__Records for the exercise__:
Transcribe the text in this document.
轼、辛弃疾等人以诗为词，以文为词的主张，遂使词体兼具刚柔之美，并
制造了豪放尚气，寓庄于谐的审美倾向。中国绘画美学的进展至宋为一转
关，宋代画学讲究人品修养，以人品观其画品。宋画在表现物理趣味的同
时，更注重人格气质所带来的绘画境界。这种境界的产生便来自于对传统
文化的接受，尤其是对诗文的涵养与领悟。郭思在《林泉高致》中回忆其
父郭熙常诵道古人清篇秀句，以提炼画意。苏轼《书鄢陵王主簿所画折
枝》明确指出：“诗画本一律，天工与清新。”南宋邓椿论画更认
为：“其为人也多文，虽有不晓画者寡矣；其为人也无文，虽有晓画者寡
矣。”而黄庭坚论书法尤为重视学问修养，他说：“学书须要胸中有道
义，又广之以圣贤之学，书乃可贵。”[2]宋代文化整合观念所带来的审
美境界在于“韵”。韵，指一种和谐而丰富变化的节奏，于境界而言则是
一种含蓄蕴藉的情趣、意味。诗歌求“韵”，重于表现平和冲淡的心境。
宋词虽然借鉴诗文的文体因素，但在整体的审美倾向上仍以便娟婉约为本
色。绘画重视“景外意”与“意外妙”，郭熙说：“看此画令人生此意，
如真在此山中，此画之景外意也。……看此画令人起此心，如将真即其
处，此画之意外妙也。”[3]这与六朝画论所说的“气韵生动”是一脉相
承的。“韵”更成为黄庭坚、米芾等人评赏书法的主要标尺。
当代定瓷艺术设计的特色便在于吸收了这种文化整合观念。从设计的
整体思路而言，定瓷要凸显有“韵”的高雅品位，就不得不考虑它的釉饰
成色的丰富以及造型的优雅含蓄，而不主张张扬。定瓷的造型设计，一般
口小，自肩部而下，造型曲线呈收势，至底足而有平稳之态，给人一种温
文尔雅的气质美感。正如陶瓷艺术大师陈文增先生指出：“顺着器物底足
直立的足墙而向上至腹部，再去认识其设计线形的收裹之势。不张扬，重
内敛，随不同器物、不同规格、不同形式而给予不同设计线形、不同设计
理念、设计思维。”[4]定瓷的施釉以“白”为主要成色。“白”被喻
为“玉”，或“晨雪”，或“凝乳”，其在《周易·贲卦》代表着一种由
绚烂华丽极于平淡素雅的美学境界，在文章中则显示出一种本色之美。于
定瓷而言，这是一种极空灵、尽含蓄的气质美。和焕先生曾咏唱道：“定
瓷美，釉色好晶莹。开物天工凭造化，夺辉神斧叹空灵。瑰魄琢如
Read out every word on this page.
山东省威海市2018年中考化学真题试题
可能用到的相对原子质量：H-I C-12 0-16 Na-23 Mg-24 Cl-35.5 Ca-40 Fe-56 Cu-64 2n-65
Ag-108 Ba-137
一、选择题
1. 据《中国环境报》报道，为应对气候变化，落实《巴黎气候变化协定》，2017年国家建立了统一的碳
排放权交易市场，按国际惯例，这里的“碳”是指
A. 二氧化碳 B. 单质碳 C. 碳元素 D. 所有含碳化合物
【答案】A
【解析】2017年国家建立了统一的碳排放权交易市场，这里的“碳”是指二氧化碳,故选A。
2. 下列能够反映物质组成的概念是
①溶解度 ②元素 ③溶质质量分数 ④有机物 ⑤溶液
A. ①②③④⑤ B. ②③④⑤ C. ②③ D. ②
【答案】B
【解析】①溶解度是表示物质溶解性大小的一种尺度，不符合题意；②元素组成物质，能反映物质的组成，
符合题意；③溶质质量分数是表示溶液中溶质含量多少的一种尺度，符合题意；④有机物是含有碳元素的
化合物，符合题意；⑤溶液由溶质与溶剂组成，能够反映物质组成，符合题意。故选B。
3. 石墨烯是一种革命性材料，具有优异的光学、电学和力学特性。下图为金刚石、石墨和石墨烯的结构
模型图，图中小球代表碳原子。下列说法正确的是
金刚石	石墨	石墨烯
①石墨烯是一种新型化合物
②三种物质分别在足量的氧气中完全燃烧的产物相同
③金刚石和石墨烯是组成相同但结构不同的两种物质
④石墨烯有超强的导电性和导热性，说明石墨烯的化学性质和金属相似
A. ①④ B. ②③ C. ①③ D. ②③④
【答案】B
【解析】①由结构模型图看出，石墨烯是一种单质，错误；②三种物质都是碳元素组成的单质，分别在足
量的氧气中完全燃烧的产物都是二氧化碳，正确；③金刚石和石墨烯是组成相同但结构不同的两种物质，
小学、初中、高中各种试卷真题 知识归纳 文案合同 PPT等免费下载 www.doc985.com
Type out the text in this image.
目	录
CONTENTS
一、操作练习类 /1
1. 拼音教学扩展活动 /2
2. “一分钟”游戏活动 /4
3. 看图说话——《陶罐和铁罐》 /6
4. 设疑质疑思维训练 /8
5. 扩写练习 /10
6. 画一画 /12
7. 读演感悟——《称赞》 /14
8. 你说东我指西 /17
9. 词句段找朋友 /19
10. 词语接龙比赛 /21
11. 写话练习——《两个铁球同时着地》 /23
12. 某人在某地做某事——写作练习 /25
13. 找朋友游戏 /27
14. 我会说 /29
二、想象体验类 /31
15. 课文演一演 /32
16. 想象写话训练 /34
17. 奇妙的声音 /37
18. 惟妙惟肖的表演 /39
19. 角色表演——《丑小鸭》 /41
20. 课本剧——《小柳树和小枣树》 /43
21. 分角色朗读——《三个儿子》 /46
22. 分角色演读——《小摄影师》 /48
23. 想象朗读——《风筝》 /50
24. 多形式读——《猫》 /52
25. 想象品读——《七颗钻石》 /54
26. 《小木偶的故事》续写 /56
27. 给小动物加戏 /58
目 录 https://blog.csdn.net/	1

__Aim__:
Copy each line of the data that contains the word "③金刚石和石墨烯是组成相同但结构不同的两种物质".

__Answer to this exercise__:
③金刚石和石墨烯是组成相同但结构不同的两种物质
量的氧气中完全燃烧的产物都是二氧化碳，正确；③金刚石和石墨烯是组成相同但结构不同的两种物质，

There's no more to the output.